▶ **Prompt**: In the records below, pick out all lines containing the word "Piesi".

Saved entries

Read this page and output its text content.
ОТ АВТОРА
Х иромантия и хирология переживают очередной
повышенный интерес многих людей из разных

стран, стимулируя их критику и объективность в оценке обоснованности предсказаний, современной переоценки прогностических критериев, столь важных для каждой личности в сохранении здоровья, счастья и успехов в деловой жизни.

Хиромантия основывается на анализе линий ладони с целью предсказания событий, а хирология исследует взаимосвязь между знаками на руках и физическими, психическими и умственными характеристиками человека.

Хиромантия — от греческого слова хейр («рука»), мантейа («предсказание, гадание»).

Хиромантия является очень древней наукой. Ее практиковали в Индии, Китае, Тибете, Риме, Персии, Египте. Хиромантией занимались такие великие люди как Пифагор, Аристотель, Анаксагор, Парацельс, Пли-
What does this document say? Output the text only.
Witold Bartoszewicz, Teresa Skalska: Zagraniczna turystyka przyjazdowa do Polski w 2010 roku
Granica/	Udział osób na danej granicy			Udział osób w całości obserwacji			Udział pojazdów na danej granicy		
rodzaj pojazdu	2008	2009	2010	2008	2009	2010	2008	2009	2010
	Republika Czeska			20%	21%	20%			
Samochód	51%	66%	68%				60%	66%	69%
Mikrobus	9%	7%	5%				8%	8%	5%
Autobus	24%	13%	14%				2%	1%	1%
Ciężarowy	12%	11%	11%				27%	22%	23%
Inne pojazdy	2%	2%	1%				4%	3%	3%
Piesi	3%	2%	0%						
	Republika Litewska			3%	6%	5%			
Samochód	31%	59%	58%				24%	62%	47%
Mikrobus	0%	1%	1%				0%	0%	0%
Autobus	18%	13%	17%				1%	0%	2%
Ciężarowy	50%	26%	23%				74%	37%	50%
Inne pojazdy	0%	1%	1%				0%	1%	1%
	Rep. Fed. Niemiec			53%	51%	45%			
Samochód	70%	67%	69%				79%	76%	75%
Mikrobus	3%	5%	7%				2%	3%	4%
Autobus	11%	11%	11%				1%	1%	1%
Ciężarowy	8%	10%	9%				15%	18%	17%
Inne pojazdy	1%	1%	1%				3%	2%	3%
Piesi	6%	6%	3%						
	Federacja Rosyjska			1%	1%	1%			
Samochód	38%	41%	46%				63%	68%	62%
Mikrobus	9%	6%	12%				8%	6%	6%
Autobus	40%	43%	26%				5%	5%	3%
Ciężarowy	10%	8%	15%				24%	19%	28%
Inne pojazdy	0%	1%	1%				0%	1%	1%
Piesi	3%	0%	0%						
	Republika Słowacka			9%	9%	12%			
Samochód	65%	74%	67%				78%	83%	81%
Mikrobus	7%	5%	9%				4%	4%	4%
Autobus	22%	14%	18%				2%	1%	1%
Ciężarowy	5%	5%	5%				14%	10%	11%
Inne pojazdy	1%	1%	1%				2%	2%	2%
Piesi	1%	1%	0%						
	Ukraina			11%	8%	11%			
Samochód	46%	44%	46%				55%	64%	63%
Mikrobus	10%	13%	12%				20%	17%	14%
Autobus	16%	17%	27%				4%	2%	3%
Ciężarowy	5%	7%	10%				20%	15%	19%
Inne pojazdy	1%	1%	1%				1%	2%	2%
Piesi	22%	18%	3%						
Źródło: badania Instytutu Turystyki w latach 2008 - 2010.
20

▶ **Correct response**:
Piesi	3%	2%	0%						
Piesi	6%	6%	3%						
Piesi	3%	0%	0%						
Piesi	1%	1%	0%						
Piesi	22%	18%	3%						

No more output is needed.